Stored dataset items
+ + + + + + +
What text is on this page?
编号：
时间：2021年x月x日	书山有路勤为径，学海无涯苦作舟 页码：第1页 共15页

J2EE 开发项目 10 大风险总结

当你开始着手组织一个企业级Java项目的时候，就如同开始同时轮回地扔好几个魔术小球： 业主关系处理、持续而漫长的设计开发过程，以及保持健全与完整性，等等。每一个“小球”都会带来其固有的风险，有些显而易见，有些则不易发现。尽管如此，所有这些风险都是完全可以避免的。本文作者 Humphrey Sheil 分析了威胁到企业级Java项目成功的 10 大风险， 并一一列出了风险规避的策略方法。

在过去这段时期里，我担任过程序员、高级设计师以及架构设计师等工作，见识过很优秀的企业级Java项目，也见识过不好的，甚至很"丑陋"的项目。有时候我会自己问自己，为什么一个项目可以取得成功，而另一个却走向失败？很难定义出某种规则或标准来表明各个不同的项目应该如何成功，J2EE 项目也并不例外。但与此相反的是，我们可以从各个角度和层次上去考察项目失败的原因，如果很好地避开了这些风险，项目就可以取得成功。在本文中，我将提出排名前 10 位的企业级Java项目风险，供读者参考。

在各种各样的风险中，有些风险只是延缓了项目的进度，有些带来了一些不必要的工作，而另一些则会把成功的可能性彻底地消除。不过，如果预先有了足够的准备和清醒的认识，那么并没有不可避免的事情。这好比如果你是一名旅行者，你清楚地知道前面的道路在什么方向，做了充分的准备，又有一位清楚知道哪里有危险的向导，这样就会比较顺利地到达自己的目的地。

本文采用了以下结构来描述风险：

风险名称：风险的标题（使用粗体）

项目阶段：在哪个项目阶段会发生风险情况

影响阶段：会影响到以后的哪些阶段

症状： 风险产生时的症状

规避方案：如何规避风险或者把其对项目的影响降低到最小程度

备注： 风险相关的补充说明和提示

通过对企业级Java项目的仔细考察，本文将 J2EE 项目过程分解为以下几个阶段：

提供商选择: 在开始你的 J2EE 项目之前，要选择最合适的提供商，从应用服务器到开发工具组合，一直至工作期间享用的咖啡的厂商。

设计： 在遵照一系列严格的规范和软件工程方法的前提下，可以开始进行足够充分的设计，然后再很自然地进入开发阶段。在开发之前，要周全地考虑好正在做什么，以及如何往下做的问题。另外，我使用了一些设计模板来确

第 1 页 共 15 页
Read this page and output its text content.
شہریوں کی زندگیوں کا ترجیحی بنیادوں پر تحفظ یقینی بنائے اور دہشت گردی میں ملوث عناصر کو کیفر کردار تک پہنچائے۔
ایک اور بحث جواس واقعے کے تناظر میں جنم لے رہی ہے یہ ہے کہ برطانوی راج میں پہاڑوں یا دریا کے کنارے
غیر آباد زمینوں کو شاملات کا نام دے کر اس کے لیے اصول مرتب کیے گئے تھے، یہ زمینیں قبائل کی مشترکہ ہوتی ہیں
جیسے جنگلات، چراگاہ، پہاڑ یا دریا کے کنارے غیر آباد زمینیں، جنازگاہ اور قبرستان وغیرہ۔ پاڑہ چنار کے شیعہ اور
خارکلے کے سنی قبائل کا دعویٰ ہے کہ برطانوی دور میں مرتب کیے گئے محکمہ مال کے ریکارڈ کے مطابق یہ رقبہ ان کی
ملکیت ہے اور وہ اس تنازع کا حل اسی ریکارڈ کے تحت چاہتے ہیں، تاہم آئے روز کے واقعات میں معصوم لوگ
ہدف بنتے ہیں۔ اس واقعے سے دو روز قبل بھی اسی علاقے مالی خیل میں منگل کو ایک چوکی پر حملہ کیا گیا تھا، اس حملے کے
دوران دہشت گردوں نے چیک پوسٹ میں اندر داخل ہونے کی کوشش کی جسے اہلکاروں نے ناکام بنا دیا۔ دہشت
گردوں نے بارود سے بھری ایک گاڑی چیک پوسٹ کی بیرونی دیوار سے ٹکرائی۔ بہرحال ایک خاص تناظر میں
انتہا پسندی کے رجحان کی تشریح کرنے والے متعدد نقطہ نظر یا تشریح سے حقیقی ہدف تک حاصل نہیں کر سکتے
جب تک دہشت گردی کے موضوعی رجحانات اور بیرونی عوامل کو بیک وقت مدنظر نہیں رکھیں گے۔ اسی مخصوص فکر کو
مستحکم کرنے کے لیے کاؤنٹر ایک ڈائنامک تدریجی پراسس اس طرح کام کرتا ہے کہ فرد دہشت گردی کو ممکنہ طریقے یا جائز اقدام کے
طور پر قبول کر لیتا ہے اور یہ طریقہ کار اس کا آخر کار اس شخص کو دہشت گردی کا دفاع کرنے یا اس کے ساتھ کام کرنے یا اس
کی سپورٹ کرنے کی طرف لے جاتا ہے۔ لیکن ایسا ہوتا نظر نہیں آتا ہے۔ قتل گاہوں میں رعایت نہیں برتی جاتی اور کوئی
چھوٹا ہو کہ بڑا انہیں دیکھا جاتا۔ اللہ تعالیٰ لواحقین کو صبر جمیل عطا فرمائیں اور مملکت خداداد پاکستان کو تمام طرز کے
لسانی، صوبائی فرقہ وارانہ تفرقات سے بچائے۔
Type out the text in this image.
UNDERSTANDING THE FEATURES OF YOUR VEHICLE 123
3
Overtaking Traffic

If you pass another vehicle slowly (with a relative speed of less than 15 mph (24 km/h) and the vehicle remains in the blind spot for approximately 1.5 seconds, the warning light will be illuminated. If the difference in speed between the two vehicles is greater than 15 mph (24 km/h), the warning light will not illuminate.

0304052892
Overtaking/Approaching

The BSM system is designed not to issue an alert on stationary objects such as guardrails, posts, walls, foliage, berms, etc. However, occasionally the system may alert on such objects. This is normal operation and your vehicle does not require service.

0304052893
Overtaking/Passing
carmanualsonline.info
+ + + + + + +
▸ EXERCISE:
Looking at the data above, show all lines where the word "آباد" occurs.

▸ OUTPUT FOR THIS EXERCISE:
غیر آباد زمینوں کو شاملات کا نام دے کر اس کے لیے اصول مرتب کیے گئے تھے، یہ زمینیں قبائل کی مشترکہ ہوتی ہیں
جیسے جنگلات، چراگاہ، پہاڑ یا دریا کے کنارے غیر آباد زمینیں، جنازگاہ اور قبرستان وغیرہ۔ پاڑہ چنار کے شیعہ اور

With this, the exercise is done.